- SET PROBLEM: All entries must be extracted exactly, with nothing added or dropped.

Data items
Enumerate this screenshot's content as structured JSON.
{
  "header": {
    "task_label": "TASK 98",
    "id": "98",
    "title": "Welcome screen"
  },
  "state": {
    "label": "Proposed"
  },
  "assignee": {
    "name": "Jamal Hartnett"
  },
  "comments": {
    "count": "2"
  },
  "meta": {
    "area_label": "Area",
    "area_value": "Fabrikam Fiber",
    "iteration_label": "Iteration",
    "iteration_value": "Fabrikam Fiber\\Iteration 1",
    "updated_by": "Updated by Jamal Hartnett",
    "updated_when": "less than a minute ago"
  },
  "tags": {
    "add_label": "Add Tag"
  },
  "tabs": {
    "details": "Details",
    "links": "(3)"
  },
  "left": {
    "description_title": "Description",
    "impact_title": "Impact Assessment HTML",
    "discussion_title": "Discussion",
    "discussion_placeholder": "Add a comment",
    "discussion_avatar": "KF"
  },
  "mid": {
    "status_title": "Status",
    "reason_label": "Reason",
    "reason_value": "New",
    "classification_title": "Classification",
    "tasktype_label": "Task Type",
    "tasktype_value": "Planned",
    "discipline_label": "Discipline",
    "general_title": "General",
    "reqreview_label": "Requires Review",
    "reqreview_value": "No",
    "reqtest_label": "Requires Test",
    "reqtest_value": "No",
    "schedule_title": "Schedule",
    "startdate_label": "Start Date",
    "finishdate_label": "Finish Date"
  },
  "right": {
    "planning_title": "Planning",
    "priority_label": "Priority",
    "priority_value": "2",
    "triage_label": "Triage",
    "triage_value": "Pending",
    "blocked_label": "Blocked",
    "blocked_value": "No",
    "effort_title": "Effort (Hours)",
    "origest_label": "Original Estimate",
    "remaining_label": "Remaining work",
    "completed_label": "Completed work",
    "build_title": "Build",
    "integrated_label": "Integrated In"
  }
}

- RESULT OF THE TASK:
Enumerate this screenshot's content as structured JSON.
{
  "header": {
    "task_label": "TASK 98",
    "id": "98",
    "title": "Welcome screen"
  },
  "state": {
    "label": "Proposed"
  },
  "assignee": {
    "name": "Jamal Hartnett"
  },
  "comments": {
    "count": "2"
  },
  "meta": {
    "area_label": "Area",
    "area_value": "Fabrikam Fiber",
    "iteration_label": "Iteration",
    "iteration_value": "Fabrikam Fiber\\Iteration 1",
    "updated_by": "Updated by Jamal Hartnett",
    "updated_when": "less than a minute ago"
  },
  "tags": {
    "add_label": "Add Tag"
  },
  "tabs": {
    "details": "Details",
    "links": "(3)"
  },
  "left": {
    "description_title": "Description",
    "impact_title": "Impact Assessment HTML",
    "discussion_title": "Discussion",
    "discussion_placeholder": "Add a comment",
    "discussion_avatar": "KF"
  },
  "mid": {
    "status_title": "Status",
    "reason_label": "Reason",
    "reason_value": "New",
    "classification_title": "Classification",
    "tasktype_label": "Task Type",
    "tasktype_value": "Planned",
    "discipline_label": "Discipline",
    "general_title": "General",
    "reqreview_label": "Requires Review",
    "reqreview_value": "No",
    "reqtest_label": "Requires Test",
    "reqtest_value": "No",
    "schedule_title": "Schedule",
    "startdate_label": "Start Date",
    "finishdate_label": "Finish Date"
  },
  "right": {
    "planning_title": "Planning",
    "priority_label": "Priority",
    "priority_value": "2",
    "triage_label": "Triage",
    "triage_value": "Pending",
    "blocked_label": "Blocked",
    "blocked_value": "No",
    "effort_title": "Effort (Hours)",
    "origest_label": "Original Estimate",
    "remaining_label": "Remaining work",
    "completed_label": "Completed work",
    "build_title": "Build",
    "integrated_label": "Integrated In"
  }
}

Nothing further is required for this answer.